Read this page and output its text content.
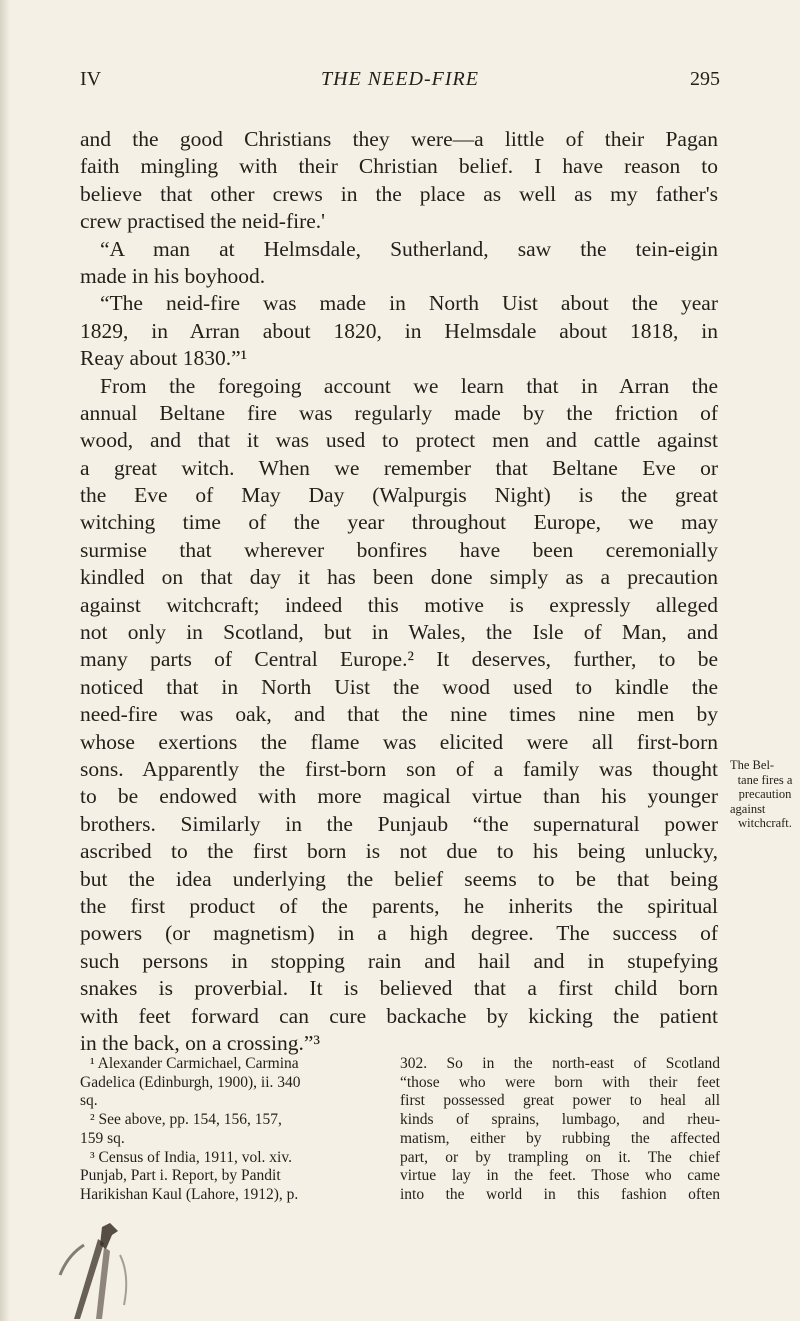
IV	THE NEED-FIRE	295
and the good Christians they were—a little of their Pagan
faith mingling with their Christian belief. I have reason to
believe that other crews in the place as well as my father's
crew practised the neid-fire.'
“A man at Helmsdale, Sutherland, saw the tein-eigin
made in his boyhood.
“The neid-fire was made in North Uist about the year
1829, in Arran about 1820, in Helmsdale about 1818, in
Reay about 1830.”¹
From the foregoing account we learn that in Arran the
annual Beltane fire was regularly made by the friction of
wood, and that it was used to protect men and cattle against
a great witch. When we remember that Beltane Eve or
the Eve of May Day (Walpurgis Night) is the great
witching time of the year throughout Europe, we may
surmise that wherever bonfires have been ceremonially
kindled on that day it has been done simply as a precaution
against witchcraft; indeed this motive is expressly alleged
not only in Scotland, but in Wales, the Isle of Man, and
many parts of Central Europe.² It deserves, further, to be
noticed that in North Uist the wood used to kindle the
need-fire was oak, and that the nine times nine men by
whose exertions the flame was elicited were all first-born
sons. Apparently the first-born son of a family was thought
to be endowed with more magical virtue than his younger
brothers. Similarly in the Punjaub “the supernatural power
ascribed to the first born is not due to his being unlucky,
but the idea underlying the belief seems to be that being
the first product of the parents, he inherits the spiritual
powers (or magnetism) in a high degree. The success of
such persons in stopping rain and hail and in stupefying
snakes is proverbial. It is believed that a first child born
with feet forward can cure backache by kicking the patient
in the back, on a crossing.”³
The Bel-
tane fires a
precaution
against
witchcraft.
¹ Alexander Carmichael, Carmina
Gadelica (Edinburgh, 1900), ii. 340
sq.
² See above, pp. 154, 156, 157,
159 sq.
³ Census of India, 1911, vol. xiv.
Punjab, Part i. Report, by Pandit
Harikishan Kaul (Lahore, 1912), p.
302. So in the north-east of Scotland
“those who were born with their feet
first possessed great power to heal all
kinds of sprains, lumbago, and rheu-
matism, either by rubbing the affected
part, or by trampling on it. The chief
virtue lay in the feet. Those who came
into the world in this fashion often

---

### THE REQUEST
Set down the material above as is, without any pictures.

### WORKED SOLUTION
Read this page and output its text content.
IV	THE NEED-FIRE	295
and the good Christians they were—a little of their Pagan
faith mingling with their Christian belief. I have reason to
believe that other crews in the place as well as my father's
crew practised the neid-fire.'
“A man at Helmsdale, Sutherland, saw the tein-eigin
made in his boyhood.
“The neid-fire was made in North Uist about the year
1829, in Arran about 1820, in Helmsdale about 1818, in
Reay about 1830.”¹
From the foregoing account we learn that in Arran the
annual Beltane fire was regularly made by the friction of
wood, and that it was used to protect men and cattle against
a great witch. When we remember that Beltane Eve or
the Eve of May Day (Walpurgis Night) is the great
witching time of the year throughout Europe, we may
surmise that wherever bonfires have been ceremonially
kindled on that day it has been done simply as a precaution
against witchcraft; indeed this motive is expressly alleged
not only in Scotland, but in Wales, the Isle of Man, and
many parts of Central Europe.² It deserves, further, to be
noticed that in North Uist the wood used to kindle the
need-fire was oak, and that the nine times nine men by
whose exertions the flame was elicited were all first-born
sons. Apparently the first-born son of a family was thought
to be endowed with more magical virtue than his younger
brothers. Similarly in the Punjaub “the supernatural power
ascribed to the first born is not due to his being unlucky,
but the idea underlying the belief seems to be that being
the first product of the parents, he inherits the spiritual
powers (or magnetism) in a high degree. The success of
such persons in stopping rain and hail and in stupefying
snakes is proverbial. It is believed that a first child born
with feet forward can cure backache by kicking the patient
in the back, on a crossing.”³
The Bel-
tane fires a
precaution
against
witchcraft.
¹ Alexander Carmichael, Carmina
Gadelica (Edinburgh, 1900), ii. 340
sq.
² See above, pp. 154, 156, 157,
159 sq.
³ Census of India, 1911, vol. xiv.
Punjab, Part i. Report, by Pandit
Harikishan Kaul (Lahore, 1912), p.
302. So in the north-east of Scotland
“those who were born with their feet
first possessed great power to heal all
kinds of sprains, lumbago, and rheu-
matism, either by rubbing the affected
part, or by trampling on it. The chief
virtue lay in the feet. Those who came
into the world in this fashion often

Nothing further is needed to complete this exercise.